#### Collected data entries

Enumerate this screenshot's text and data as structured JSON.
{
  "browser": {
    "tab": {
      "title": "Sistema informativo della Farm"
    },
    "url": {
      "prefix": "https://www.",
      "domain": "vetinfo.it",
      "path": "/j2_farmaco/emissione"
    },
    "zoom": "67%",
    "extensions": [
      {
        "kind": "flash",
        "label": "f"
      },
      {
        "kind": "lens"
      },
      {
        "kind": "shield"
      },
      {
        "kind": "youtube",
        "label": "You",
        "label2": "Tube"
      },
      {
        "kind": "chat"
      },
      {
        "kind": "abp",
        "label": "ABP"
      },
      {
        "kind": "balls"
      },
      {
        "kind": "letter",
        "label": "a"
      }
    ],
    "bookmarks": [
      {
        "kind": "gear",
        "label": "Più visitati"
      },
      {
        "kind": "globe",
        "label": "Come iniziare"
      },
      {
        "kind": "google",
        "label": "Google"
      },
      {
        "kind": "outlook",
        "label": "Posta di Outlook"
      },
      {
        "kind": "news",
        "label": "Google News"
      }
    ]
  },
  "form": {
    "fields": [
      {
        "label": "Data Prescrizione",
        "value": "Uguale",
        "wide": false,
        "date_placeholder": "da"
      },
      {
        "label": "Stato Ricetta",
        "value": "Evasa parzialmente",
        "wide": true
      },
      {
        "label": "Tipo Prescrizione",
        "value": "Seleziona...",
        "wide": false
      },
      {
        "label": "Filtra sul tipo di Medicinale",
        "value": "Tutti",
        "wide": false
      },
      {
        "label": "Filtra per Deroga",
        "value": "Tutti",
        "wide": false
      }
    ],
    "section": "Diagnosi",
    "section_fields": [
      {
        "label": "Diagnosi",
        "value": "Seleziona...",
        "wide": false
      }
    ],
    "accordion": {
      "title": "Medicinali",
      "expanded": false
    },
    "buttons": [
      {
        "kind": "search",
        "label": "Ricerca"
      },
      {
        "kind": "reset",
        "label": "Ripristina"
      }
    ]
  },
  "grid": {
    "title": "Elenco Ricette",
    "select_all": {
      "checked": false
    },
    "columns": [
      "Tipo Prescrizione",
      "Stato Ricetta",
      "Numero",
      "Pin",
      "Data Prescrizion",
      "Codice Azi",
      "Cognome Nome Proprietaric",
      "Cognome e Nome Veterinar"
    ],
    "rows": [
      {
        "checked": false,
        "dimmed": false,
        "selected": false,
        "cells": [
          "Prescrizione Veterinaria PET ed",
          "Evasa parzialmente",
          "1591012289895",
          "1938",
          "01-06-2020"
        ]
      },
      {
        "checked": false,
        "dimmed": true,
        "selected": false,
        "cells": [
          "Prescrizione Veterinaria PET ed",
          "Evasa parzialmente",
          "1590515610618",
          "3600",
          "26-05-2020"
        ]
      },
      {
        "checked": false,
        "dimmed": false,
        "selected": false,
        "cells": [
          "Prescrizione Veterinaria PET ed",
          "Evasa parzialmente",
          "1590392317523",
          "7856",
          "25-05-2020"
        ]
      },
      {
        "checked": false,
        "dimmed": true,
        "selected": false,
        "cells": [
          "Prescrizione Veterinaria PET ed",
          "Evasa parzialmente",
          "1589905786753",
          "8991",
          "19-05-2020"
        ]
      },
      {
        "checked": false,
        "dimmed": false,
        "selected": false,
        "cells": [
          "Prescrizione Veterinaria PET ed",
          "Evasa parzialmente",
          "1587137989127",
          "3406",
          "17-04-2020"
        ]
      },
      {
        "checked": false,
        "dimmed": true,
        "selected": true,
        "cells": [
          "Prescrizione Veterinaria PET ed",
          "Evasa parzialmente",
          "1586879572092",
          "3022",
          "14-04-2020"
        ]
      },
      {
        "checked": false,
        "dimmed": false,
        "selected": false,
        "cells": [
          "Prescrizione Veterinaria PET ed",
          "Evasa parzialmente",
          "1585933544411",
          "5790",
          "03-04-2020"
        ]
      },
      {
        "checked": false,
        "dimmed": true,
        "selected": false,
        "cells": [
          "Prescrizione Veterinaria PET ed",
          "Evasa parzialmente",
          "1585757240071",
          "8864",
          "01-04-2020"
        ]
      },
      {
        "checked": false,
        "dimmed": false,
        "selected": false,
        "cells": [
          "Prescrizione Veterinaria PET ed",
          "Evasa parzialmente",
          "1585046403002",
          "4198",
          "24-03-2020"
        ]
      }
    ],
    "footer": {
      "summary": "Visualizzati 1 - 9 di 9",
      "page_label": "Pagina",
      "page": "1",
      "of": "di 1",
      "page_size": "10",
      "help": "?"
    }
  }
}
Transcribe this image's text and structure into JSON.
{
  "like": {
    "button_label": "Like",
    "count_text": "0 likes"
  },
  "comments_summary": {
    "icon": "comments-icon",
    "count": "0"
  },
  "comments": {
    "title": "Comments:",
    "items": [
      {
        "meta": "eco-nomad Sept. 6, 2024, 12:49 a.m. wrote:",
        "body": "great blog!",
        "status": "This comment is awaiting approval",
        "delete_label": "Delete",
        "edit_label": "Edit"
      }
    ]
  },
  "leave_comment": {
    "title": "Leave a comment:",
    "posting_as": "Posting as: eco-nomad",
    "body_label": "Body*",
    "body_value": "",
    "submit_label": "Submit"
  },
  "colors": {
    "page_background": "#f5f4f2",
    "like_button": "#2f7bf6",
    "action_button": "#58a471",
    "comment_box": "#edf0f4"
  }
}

#### PROBLEM TO WORK ON
Copy in full each line that holds the word "Cognome".

#### WRITTEN ANSWER
      "Cognome Nome Proprietaric",
      "Cognome e Nome Veterinar"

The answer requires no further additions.